YOUR GOAL:
Below is a listing to write out in full, exactly as given, without its pictures.

━━━━━ RECORD SET

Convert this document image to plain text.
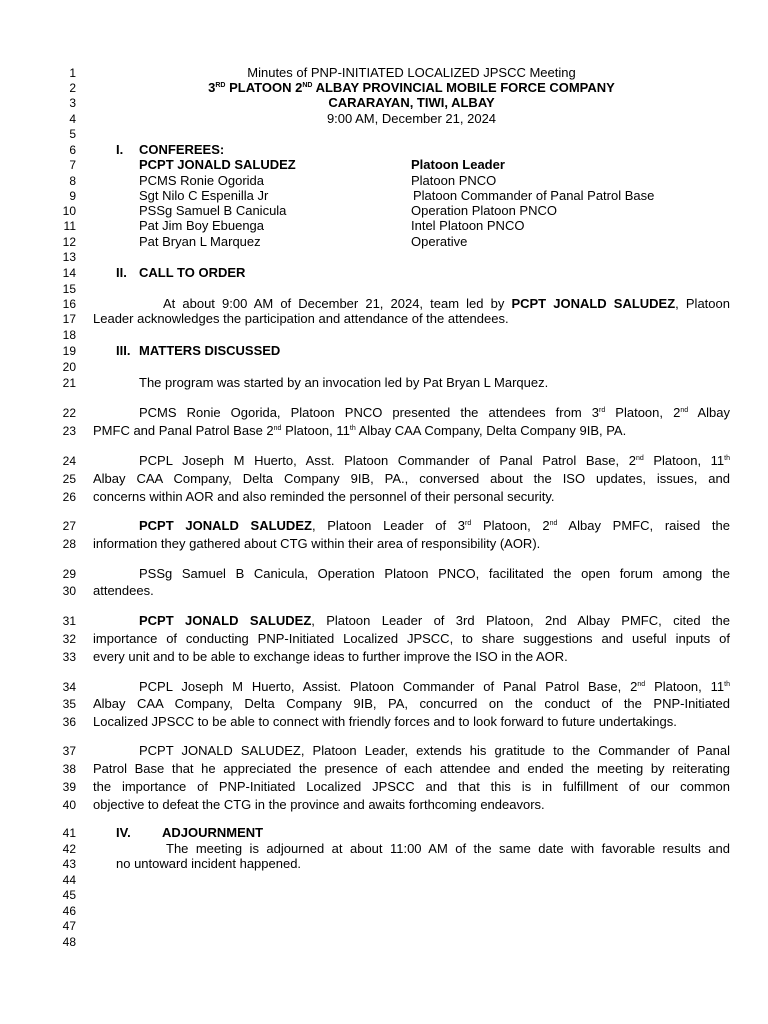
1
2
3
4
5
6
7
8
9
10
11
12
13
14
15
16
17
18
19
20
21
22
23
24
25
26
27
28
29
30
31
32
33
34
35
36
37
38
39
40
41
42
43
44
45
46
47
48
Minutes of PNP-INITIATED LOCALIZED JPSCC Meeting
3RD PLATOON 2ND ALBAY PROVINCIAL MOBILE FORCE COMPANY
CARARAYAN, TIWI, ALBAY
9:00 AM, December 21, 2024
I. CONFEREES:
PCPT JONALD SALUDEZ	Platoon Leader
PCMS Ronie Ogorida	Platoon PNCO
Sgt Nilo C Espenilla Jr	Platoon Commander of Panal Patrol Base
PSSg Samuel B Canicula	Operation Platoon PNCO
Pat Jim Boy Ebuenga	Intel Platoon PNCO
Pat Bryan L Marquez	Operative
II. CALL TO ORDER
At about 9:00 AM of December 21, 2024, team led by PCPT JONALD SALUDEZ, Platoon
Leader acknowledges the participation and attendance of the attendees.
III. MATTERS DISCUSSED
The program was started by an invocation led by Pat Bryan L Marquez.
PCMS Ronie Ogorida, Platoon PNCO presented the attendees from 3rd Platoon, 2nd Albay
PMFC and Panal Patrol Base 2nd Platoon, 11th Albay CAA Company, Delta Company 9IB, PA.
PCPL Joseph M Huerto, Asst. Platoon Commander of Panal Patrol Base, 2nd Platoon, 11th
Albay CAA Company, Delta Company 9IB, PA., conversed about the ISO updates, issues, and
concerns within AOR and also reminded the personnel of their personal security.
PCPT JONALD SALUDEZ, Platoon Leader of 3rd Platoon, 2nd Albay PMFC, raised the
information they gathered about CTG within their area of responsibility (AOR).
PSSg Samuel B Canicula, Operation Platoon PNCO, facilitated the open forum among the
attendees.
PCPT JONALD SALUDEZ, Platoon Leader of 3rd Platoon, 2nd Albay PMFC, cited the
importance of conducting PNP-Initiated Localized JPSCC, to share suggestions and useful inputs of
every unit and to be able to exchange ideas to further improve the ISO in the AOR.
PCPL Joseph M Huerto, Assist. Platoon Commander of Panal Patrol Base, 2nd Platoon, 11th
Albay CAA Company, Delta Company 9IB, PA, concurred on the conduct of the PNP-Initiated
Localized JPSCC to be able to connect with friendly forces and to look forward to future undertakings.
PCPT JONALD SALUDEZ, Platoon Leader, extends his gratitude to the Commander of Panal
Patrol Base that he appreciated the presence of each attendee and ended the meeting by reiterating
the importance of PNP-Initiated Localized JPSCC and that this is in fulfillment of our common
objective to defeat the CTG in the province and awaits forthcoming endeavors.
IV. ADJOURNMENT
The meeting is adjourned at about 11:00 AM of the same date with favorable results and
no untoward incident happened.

━━━━━━━━━━

SOLVED EXERCISE:
Convert this document image to plain text.
1
2
3
4
5
6
7
8
9
10
11
12
13
14
15
16
17
18
19
20
21
22
23
24
25
26
27
28
29
30
31
32
33
34
35
36
37
38
39
40
41
42
43
44
45
46
47
48
Minutes of PNP-INITIATED LOCALIZED JPSCC Meeting
3RD PLATOON 2ND ALBAY PROVINCIAL MOBILE FORCE COMPANY
CARARAYAN, TIWI, ALBAY
9:00 AM, December 21, 2024
I. CONFEREES:
PCPT JONALD SALUDEZ	Platoon Leader
PCMS Ronie Ogorida	Platoon PNCO
Sgt Nilo C Espenilla Jr	Platoon Commander of Panal Patrol Base
PSSg Samuel B Canicula	Operation Platoon PNCO
Pat Jim Boy Ebuenga	Intel Platoon PNCO
Pat Bryan L Marquez	Operative
II. CALL TO ORDER
At about 9:00 AM of December 21, 2024, team led by PCPT JONALD SALUDEZ, Platoon
Leader acknowledges the participation and attendance of the attendees.
III. MATTERS DISCUSSED
The program was started by an invocation led by Pat Bryan L Marquez.
PCMS Ronie Ogorida, Platoon PNCO presented the attendees from 3rd Platoon, 2nd Albay
PMFC and Panal Patrol Base 2nd Platoon, 11th Albay CAA Company, Delta Company 9IB, PA.
PCPL Joseph M Huerto, Asst. Platoon Commander of Panal Patrol Base, 2nd Platoon, 11th
Albay CAA Company, Delta Company 9IB, PA., conversed about the ISO updates, issues, and
concerns within AOR and also reminded the personnel of their personal security.
PCPT JONALD SALUDEZ, Platoon Leader of 3rd Platoon, 2nd Albay PMFC, raised the
information they gathered about CTG within their area of responsibility (AOR).
PSSg Samuel B Canicula, Operation Platoon PNCO, facilitated the open forum among the
attendees.
PCPT JONALD SALUDEZ, Platoon Leader of 3rd Platoon, 2nd Albay PMFC, cited the
importance of conducting PNP-Initiated Localized JPSCC, to share suggestions and useful inputs of
every unit and to be able to exchange ideas to further improve the ISO in the AOR.
PCPL Joseph M Huerto, Assist. Platoon Commander of Panal Patrol Base, 2nd Platoon, 11th
Albay CAA Company, Delta Company 9IB, PA, concurred on the conduct of the PNP-Initiated
Localized JPSCC to be able to connect with friendly forces and to look forward to future undertakings.
PCPT JONALD SALUDEZ, Platoon Leader, extends his gratitude to the Commander of Panal
Patrol Base that he appreciated the presence of each attendee and ended the meeting by reiterating
the importance of PNP-Initiated Localized JPSCC and that this is in fulfillment of our common
objective to defeat the CTG in the province and awaits forthcoming endeavors.
IV. ADJOURNMENT
The meeting is adjourned at about 11:00 AM of the same date with favorable results and
no untoward incident happened.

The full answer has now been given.